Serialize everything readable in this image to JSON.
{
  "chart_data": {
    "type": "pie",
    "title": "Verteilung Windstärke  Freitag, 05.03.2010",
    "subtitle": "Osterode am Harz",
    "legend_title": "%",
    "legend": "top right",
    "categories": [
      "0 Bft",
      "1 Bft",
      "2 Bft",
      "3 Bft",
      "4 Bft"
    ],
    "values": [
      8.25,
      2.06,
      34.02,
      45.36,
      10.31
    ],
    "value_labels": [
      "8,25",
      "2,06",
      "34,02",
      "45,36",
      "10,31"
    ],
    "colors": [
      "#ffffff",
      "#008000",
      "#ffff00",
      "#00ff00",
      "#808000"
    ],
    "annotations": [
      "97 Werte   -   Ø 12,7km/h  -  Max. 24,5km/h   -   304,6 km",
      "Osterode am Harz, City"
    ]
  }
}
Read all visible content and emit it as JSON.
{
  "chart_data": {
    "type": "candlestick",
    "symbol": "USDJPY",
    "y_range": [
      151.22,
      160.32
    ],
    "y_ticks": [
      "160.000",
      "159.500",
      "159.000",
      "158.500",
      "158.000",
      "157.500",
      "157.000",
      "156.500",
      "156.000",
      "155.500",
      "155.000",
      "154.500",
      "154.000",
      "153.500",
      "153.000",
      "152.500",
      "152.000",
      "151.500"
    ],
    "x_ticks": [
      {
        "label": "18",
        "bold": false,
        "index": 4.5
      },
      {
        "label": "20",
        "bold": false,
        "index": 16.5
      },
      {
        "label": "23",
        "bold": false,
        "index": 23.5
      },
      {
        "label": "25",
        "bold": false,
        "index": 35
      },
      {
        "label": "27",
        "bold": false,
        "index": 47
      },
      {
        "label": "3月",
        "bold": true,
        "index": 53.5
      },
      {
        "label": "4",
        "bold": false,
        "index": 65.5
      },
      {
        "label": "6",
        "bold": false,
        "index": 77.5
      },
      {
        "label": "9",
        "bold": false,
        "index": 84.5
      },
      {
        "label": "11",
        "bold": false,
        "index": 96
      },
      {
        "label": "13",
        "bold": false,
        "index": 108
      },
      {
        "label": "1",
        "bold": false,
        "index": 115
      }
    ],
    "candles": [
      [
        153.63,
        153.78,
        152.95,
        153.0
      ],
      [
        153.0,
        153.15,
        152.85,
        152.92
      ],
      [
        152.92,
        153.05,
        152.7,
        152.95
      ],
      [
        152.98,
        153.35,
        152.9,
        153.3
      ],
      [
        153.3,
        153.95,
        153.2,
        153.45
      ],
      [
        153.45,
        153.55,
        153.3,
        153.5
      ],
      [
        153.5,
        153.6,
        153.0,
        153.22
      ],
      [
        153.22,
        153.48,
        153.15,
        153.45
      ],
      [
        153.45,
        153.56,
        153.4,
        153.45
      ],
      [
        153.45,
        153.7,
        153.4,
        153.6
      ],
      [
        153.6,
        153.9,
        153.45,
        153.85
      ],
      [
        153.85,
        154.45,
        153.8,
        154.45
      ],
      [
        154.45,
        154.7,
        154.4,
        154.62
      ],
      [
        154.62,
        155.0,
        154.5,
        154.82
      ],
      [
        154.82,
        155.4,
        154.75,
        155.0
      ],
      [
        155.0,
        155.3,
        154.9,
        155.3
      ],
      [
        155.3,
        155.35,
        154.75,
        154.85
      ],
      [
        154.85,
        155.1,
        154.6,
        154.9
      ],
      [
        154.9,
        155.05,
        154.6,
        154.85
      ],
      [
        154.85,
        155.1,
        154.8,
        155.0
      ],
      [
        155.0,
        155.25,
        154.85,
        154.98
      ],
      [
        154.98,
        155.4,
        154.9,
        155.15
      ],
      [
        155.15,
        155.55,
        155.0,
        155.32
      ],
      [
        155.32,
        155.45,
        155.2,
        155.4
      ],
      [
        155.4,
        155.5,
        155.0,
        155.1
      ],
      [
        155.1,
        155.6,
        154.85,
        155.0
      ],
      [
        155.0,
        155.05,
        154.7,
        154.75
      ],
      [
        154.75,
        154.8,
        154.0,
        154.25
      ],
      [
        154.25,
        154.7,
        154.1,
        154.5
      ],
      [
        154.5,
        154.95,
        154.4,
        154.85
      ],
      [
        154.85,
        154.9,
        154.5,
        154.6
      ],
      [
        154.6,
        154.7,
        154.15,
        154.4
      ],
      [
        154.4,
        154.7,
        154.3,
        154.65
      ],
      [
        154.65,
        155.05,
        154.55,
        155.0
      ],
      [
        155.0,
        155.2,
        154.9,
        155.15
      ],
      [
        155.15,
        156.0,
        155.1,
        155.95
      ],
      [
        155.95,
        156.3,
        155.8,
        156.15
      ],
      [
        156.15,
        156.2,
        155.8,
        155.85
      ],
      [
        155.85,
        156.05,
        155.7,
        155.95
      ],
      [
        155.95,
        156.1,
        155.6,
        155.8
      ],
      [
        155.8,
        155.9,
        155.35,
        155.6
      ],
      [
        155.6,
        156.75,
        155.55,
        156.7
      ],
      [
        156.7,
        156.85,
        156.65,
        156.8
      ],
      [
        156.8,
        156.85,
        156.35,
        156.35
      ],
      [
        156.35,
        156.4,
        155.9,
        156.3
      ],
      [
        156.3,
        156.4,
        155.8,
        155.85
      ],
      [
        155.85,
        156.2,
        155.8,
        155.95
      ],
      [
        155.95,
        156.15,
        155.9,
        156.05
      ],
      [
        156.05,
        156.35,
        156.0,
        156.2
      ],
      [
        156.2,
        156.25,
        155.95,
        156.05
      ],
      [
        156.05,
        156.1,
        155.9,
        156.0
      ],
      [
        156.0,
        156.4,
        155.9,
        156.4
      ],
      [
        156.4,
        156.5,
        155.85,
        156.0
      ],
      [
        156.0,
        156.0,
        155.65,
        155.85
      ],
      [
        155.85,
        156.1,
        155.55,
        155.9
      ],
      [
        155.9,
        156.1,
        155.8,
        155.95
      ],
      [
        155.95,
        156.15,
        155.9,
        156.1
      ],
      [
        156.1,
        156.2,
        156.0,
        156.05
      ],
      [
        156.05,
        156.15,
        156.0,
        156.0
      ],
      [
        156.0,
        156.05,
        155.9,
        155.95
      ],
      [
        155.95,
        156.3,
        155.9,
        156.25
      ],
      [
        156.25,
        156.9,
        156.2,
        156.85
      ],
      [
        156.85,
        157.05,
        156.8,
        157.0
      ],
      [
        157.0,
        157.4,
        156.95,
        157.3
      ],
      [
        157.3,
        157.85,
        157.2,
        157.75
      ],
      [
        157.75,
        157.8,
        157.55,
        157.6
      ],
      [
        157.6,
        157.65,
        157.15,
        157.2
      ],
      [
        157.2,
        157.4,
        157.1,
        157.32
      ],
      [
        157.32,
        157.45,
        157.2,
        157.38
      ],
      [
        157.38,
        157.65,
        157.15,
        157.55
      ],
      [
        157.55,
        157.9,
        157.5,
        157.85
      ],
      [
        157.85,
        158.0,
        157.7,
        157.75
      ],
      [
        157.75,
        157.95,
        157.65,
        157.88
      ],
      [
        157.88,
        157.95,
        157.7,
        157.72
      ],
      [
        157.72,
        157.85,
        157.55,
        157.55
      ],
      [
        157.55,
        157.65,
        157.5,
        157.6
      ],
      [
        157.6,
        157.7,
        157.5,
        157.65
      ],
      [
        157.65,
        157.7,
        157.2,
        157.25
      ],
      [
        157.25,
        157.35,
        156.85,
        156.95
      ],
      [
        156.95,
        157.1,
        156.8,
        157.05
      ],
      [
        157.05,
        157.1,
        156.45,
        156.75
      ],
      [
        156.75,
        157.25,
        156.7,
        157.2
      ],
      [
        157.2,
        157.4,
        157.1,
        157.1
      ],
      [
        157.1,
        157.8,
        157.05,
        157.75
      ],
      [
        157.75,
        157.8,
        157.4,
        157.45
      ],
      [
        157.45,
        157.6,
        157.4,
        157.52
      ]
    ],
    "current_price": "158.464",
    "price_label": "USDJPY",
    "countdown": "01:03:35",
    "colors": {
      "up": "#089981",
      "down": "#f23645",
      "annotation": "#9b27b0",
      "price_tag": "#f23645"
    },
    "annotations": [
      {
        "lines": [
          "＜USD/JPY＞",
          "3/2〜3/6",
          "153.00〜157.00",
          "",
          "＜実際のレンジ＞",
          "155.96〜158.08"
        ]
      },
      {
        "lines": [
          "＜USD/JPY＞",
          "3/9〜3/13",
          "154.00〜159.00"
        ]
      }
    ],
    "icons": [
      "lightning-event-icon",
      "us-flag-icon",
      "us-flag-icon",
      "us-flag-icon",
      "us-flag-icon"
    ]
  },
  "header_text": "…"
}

----------

Given instruction: How many of the listing's lines contain "Osterode"? Respond with a single number and nothing else.

Complete output: 2